>>>
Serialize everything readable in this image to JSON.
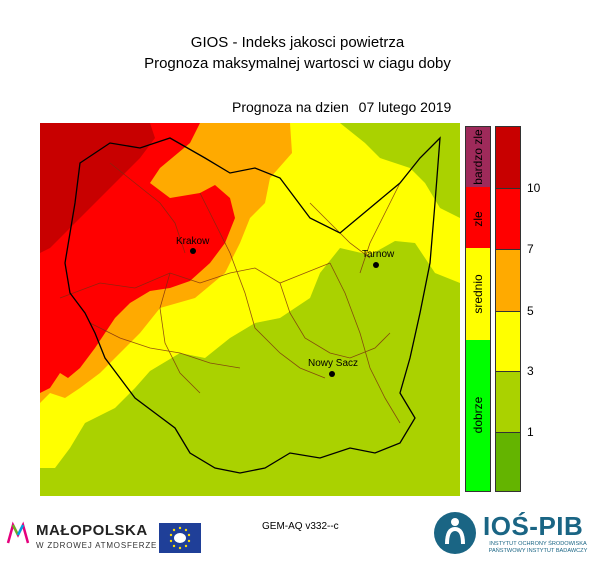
{
  "header": {
    "title": "GIOS - Indeks jakosci powietrza",
    "subtitle": "Prognoza maksymalnej wartosci w ciagu doby",
    "date_prefix": "Prognoza na dzien",
    "date": "07 lutego 2019"
  },
  "map": {
    "cities": [
      {
        "name": "Krakow"
      },
      {
        "name": "Tarnow"
      },
      {
        "name": "Nowy Sacz"
      }
    ]
  },
  "legend": {
    "categories": [
      {
        "label": "bardzo zle",
        "color": "#9e2a5a"
      },
      {
        "label": "zle",
        "color": "#ff0000"
      },
      {
        "label": "srednio",
        "color": "#ffff00"
      },
      {
        "label": "dobrze",
        "color": "#00ff00"
      }
    ],
    "scale_colors": [
      "#c80000",
      "#ff0000",
      "#ffaa00",
      "#ffff00",
      "#aad200",
      "#64b400"
    ],
    "tick_labels": [
      "10",
      "7",
      "5",
      "3",
      "1"
    ]
  },
  "footer": {
    "logo_name": "MAŁOPOLSKA",
    "logo_sub": "W ZDROWEJ ATMOSFERZE",
    "model": "GEM-AQ v332--c",
    "institute": "IOŚ-PIB",
    "institute_line1": "INSTYTUT OCHRONY ŚRODOWISKA",
    "institute_line2": "PAŃSTWOWY INSTYTUT BADAWCZY"
  }
}
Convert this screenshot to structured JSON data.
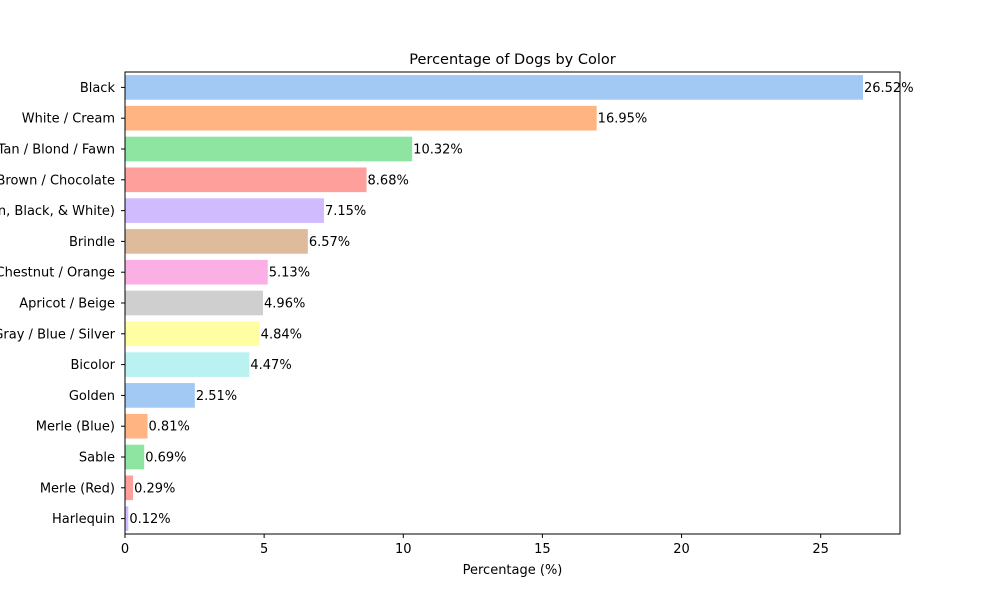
{
  "chart_data": {
    "type": "bar",
    "orientation": "horizontal",
    "title": "Percentage of Dogs by Color",
    "xlabel": "Percentage (%)",
    "ylabel": "",
    "xlim": [
      0,
      27.85
    ],
    "xticks": [
      0,
      5,
      10,
      15,
      20,
      25
    ],
    "grid": false,
    "categories": [
      "Black",
      "White / Cream",
      "Tan / Blond / Fawn",
      "Brown / Chocolate",
      "Tricolor (Tan, Black, & White)",
      "Brindle",
      "Red / Chestnut / Orange",
      "Apricot / Beige",
      "Gray / Blue / Silver",
      "Bicolor",
      "Golden",
      "Merle (Blue)",
      "Sable",
      "Merle (Red)",
      "Harlequin"
    ],
    "values": [
      26.52,
      16.95,
      10.32,
      8.68,
      7.15,
      6.57,
      5.13,
      4.96,
      4.84,
      4.47,
      2.51,
      0.81,
      0.69,
      0.29,
      0.12
    ],
    "data_labels": [
      "26.52%",
      "16.95%",
      "10.32%",
      "8.68%",
      "7.15%",
      "6.57%",
      "5.13%",
      "4.96%",
      "4.84%",
      "4.47%",
      "2.51%",
      "0.81%",
      "0.69%",
      "0.29%",
      "0.12%"
    ],
    "colors": [
      "#a1c9f4",
      "#ffb482",
      "#8de5a1",
      "#ff9f9b",
      "#d0bbff",
      "#debb9b",
      "#fab0e4",
      "#cfcfcf",
      "#fffea3",
      "#b9f2f0",
      "#a1c9f4",
      "#ffb482",
      "#8de5a1",
      "#ff9f9b",
      "#d0bbff"
    ]
  }
}
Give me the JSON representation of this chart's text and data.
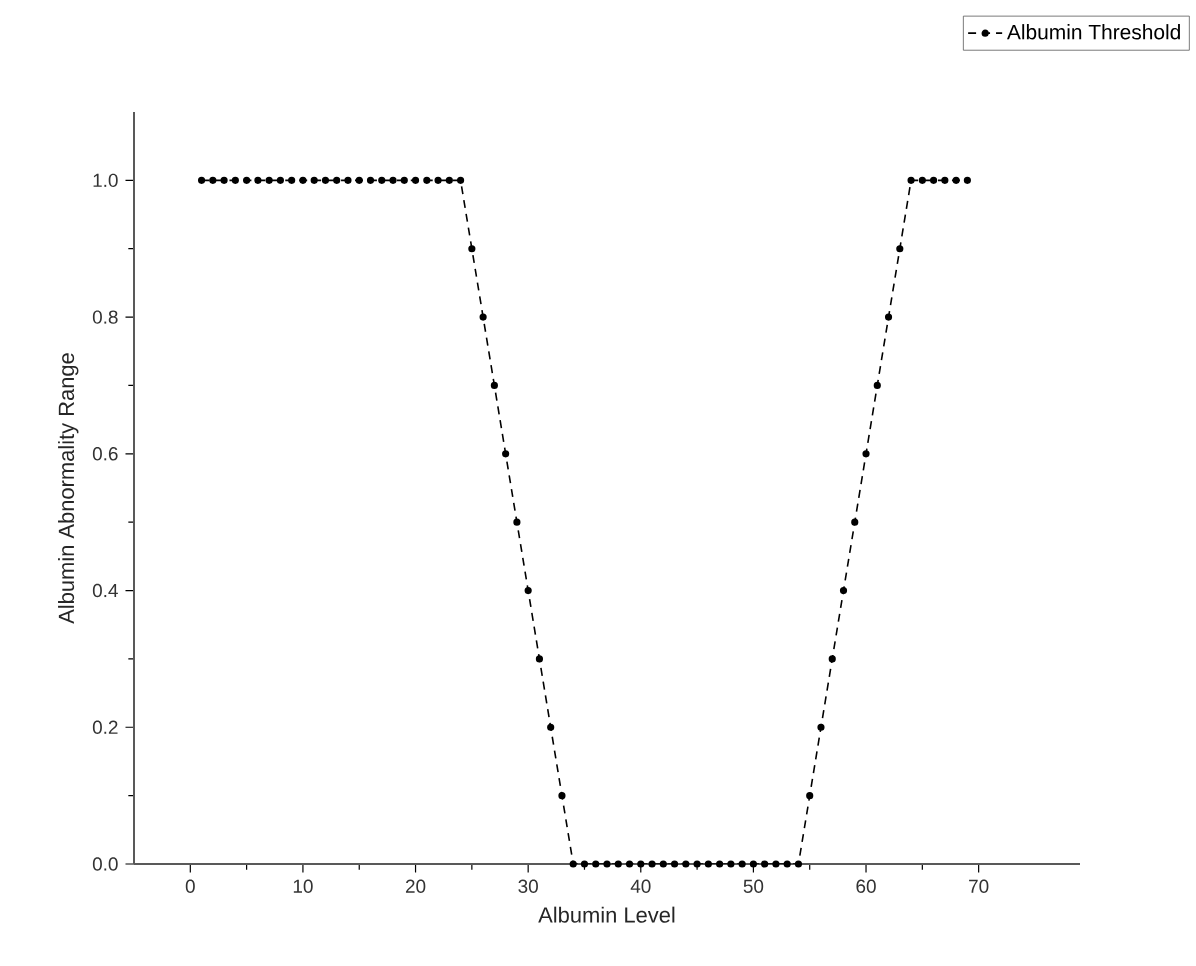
<<<
◆ Written instruction ◆
Look through the entries and work out how many lines have the word "this" in them; reply with that number only.

◆ Correct result ◆
3